WRITTEN TASK. Pick out and copy each line in the records below that contains the string "header". Matches must have the same case.
:: RECORDS FOR PROCESSING
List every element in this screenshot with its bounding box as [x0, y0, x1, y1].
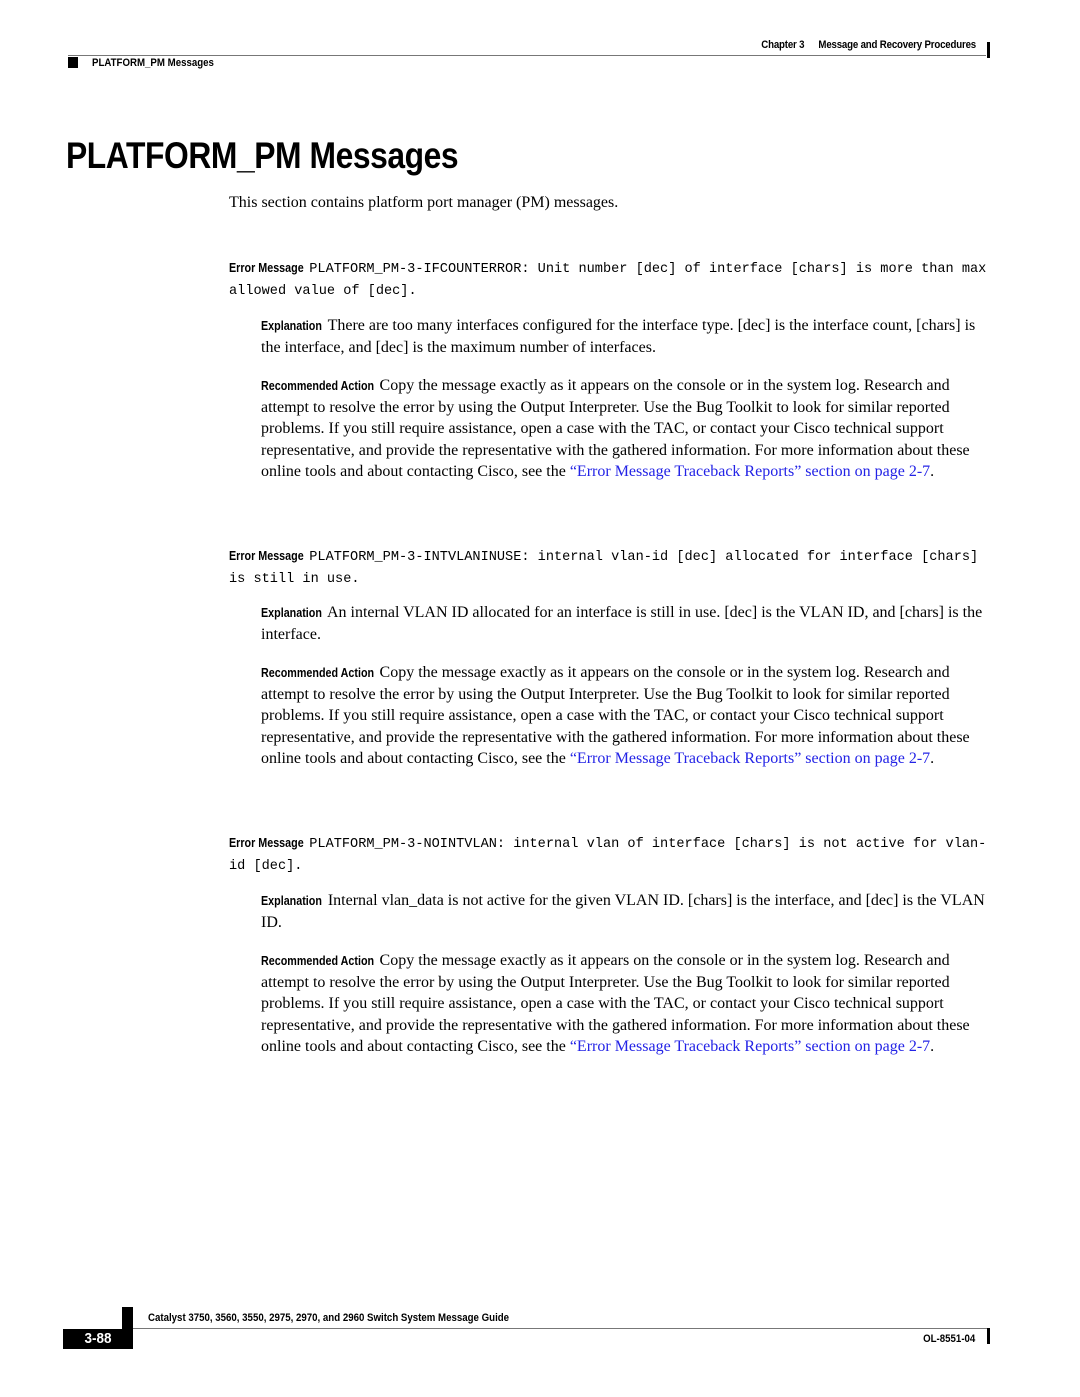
- traceback-reports-link[interactable]: “Error Message Traceback Reports” sectio…: [570, 750, 930, 767]
- recommended-action-label: Recommended Action: [261, 379, 375, 393]
- sentence-end: .: [930, 1037, 935, 1055]
- error-code: PLATFORM_PM-3-IFCOUNTERROR: Unit number …: [229, 262, 995, 299]
- page-number: 3-88: [84, 1330, 112, 1347]
- recommended-action-1: Recommended Action Copy the message exac…: [261, 375, 989, 482]
- error-message-1: Error Message PLATFORM_PM-3-IFCOUNTERROR…: [229, 258, 999, 302]
- error-message-3: Error Message PLATFORM_PM-3-NOINTVLAN: i…: [229, 833, 999, 877]
- page-number-box: 3-88: [63, 1329, 133, 1349]
- footer-right-bar: [987, 1328, 990, 1344]
- traceback-reports-link[interactable]: “Error Message Traceback Reports” sectio…: [570, 463, 930, 480]
- explanation-label: Explanation: [261, 894, 322, 908]
- error-message-label: Error Message: [229, 261, 304, 275]
- chapter-title: Message and Recovery Procedures: [818, 39, 976, 51]
- recommended-action-label: Recommended Action: [261, 954, 375, 968]
- explanation-label: Explanation: [261, 606, 322, 620]
- error-message-label: Error Message: [229, 549, 304, 563]
- explanation-1: Explanation There are too many interface…: [261, 315, 989, 358]
- error-message-2: Error Message PLATFORM_PM-3-INTVLANINUSE…: [229, 546, 999, 590]
- traceback-reports-link[interactable]: “Error Message Traceback Reports” sectio…: [570, 1038, 930, 1055]
- recommended-action-3: Recommended Action Copy the message exac…: [261, 950, 989, 1057]
- page-title: PLATFORM_PM Messages: [66, 135, 459, 176]
- error-message-label: Error Message: [229, 836, 304, 850]
- error-code: PLATFORM_PM-3-INTVLANINUSE: internal vla…: [229, 550, 987, 587]
- sentence-end: .: [930, 462, 935, 480]
- intro-text: This section contains platform port mana…: [229, 194, 619, 211]
- explanation-text: An internal VLAN ID allocated for an int…: [261, 604, 983, 644]
- footer-rule: [133, 1328, 988, 1329]
- explanation-2: Explanation An internal VLAN ID allocate…: [261, 602, 989, 645]
- explanation-label: Explanation: [261, 319, 322, 333]
- header-right-bar: [987, 42, 990, 58]
- header-section-marker: [68, 57, 78, 68]
- explanation-3: Explanation Internal vlan_data is not ac…: [261, 890, 989, 933]
- doc-number: OL-8551-04: [922, 1333, 975, 1345]
- running-header-chapter: Chapter 3 Message and Recovery Procedures: [761, 39, 976, 51]
- running-header-section: PLATFORM_PM Messages: [92, 57, 214, 69]
- error-code: PLATFORM_PM-3-NOINTVLAN: internal vlan o…: [229, 837, 987, 874]
- chapter-number: Chapter 3: [761, 39, 805, 51]
- header-rule: [68, 55, 986, 56]
- sentence-end: .: [930, 749, 935, 767]
- recommended-action-2: Recommended Action Copy the message exac…: [261, 662, 989, 769]
- footer-guide-title: Catalyst 3750, 3560, 3550, 2975, 2970, a…: [148, 1312, 510, 1324]
- recommended-action-label: Recommended Action: [261, 666, 375, 680]
- explanation-text: There are too many interfaces configured…: [261, 317, 976, 357]
- footer-marker: [122, 1307, 133, 1329]
- explanation-text: Internal vlan_data is not active for the…: [261, 892, 985, 932]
::::
EXPECTED ANSWER.
- header-right-bar: [987, 42, 990, 58]
- header-section-marker: [68, 57, 78, 68]
- running-header-chapter: Chapter 3 Message and Recovery Procedures: [761, 39, 976, 51]
- running-header-section: PLATFORM_PM Messages: [92, 57, 214, 69]
- header-rule: [68, 55, 986, 56]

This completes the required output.